> Record excerpts
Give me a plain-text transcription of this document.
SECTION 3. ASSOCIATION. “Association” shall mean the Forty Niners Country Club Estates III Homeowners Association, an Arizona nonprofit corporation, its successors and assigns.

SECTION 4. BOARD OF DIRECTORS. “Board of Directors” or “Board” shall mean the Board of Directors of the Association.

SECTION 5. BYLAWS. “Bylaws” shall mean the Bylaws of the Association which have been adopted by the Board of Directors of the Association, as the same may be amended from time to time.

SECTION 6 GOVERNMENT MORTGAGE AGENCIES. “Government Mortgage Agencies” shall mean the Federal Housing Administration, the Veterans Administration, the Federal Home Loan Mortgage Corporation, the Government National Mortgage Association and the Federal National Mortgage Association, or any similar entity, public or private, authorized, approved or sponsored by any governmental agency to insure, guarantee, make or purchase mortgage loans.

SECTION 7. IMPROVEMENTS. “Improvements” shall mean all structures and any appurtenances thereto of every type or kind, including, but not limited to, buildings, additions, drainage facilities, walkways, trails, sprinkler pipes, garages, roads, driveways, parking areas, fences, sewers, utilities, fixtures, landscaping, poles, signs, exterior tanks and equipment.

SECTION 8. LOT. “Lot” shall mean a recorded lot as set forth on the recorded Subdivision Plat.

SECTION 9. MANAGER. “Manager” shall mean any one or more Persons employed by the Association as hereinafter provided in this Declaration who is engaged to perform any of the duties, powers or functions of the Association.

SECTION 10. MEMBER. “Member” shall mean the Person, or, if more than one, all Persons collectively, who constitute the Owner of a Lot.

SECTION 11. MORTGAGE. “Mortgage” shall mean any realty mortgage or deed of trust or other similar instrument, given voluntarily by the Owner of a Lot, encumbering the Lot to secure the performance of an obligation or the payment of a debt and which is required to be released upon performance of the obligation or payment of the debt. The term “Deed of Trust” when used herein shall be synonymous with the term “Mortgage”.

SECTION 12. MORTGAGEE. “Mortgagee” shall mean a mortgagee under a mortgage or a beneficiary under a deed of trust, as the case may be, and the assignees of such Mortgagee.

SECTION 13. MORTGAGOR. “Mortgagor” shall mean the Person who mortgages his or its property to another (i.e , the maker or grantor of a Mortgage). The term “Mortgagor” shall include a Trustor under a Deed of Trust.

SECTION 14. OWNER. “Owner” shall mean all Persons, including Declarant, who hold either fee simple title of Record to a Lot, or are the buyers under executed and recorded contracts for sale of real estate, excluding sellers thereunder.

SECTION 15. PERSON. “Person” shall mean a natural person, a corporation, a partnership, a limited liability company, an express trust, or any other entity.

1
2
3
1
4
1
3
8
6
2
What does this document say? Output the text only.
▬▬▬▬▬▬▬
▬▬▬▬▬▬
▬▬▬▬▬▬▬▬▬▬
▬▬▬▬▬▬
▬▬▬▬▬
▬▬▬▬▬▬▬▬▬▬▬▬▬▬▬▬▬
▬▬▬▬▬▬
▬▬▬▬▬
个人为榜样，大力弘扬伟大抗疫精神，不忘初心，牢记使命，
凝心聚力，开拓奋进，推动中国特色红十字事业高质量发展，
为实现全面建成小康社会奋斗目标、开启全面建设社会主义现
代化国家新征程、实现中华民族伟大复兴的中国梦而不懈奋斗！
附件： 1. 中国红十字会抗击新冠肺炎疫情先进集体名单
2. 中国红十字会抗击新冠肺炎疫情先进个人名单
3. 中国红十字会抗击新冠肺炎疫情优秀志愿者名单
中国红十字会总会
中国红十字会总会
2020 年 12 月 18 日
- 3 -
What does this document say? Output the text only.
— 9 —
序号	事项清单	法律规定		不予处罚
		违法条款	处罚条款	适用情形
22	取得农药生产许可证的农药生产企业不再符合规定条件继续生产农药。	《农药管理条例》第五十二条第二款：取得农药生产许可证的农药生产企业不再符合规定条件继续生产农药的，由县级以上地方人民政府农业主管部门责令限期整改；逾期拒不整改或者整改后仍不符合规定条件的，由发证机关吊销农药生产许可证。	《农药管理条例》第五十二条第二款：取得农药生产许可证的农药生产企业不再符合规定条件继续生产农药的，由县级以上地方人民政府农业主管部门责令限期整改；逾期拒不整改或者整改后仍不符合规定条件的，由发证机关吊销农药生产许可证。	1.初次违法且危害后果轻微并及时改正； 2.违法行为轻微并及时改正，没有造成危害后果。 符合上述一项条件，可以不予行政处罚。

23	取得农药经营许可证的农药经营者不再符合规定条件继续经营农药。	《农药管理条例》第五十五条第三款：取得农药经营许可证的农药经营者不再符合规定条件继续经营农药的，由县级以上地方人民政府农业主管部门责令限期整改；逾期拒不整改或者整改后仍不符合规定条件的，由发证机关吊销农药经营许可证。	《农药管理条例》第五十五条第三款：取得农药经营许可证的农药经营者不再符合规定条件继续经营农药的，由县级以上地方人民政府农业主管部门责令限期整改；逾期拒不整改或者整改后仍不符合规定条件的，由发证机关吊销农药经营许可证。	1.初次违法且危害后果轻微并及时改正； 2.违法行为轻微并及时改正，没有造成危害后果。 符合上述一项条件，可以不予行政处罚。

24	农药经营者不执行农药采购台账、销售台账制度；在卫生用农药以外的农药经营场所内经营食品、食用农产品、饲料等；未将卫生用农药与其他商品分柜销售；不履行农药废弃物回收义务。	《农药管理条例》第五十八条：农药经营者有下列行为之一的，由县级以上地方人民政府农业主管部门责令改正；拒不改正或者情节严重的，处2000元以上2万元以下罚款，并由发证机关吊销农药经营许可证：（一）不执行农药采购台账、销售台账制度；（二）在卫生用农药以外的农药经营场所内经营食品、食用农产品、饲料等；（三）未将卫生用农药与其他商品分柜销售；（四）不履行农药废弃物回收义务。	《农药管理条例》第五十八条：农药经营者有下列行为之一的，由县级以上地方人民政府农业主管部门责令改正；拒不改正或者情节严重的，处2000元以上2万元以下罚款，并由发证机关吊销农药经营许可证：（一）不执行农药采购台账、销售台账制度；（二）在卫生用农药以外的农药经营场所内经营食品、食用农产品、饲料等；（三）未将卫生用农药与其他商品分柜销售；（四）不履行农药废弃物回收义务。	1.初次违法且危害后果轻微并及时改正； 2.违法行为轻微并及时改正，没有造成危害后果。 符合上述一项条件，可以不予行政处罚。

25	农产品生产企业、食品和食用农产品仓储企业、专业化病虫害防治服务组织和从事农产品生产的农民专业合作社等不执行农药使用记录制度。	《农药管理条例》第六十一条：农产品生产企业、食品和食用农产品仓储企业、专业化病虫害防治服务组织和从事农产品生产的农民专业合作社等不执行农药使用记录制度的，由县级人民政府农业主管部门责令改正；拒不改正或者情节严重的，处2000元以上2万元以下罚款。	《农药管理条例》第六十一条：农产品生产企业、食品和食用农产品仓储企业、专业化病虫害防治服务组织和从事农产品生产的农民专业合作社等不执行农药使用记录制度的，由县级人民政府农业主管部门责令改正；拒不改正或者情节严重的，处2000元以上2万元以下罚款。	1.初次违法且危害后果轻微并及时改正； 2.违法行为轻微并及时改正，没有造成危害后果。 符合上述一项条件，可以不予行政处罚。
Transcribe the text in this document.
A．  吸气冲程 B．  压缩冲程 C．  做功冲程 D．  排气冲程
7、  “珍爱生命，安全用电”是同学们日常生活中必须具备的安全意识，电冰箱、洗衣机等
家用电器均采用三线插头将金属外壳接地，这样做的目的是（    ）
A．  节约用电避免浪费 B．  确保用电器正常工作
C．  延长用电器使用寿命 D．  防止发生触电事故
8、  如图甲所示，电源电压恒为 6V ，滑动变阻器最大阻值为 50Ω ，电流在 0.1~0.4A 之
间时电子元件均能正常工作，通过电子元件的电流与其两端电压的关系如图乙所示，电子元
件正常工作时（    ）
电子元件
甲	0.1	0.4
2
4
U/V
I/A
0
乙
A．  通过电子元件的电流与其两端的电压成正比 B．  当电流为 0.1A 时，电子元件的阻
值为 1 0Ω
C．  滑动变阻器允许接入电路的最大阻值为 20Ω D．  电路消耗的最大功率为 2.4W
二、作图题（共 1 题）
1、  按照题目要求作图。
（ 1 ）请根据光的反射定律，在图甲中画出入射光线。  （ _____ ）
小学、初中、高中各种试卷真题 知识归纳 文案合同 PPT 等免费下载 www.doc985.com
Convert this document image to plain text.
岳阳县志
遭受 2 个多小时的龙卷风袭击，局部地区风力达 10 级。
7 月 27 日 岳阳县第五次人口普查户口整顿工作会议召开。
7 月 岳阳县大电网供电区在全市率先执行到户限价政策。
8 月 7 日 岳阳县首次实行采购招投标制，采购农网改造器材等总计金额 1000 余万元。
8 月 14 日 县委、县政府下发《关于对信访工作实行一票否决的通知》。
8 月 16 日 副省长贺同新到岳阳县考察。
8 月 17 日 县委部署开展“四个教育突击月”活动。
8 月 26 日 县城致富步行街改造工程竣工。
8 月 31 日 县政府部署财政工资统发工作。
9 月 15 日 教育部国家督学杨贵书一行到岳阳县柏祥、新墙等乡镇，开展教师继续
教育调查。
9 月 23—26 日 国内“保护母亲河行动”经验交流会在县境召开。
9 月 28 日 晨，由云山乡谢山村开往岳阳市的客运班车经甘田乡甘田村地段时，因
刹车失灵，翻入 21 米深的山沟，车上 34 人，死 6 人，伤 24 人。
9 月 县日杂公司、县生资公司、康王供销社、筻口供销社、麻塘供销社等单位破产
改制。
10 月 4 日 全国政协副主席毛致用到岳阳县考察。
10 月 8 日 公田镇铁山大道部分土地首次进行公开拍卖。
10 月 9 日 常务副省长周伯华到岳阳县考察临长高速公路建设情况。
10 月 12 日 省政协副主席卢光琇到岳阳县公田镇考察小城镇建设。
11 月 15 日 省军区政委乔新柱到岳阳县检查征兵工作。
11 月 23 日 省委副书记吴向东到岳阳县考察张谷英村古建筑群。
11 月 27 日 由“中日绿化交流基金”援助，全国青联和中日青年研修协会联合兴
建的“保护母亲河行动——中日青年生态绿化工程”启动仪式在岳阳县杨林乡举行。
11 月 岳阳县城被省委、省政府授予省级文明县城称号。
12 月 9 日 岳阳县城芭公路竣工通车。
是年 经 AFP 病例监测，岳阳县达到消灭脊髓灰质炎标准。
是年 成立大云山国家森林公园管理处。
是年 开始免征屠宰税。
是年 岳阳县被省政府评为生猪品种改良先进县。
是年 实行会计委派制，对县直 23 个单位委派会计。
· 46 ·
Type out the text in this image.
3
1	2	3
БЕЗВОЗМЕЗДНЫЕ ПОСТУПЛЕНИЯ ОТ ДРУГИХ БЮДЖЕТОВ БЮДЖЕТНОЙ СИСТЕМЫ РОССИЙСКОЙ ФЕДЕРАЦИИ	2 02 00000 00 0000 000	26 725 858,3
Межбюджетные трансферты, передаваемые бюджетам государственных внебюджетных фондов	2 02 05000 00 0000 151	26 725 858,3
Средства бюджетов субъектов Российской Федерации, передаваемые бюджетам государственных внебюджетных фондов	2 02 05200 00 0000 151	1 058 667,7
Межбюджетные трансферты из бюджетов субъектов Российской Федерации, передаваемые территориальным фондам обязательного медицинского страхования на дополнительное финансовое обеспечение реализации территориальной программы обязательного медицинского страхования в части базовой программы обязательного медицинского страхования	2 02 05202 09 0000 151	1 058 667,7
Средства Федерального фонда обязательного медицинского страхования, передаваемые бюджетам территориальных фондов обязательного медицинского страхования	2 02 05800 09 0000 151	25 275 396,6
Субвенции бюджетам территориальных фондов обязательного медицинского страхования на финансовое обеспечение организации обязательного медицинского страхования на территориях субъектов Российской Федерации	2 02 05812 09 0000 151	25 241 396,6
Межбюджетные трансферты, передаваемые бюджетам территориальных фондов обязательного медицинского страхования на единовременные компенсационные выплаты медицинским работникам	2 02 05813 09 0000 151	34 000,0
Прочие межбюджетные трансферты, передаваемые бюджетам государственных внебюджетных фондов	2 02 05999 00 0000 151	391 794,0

> Aim of the task
State how many lines in the entries above include the word "трансферты"; reply with the number alone.

> Answer to the task
4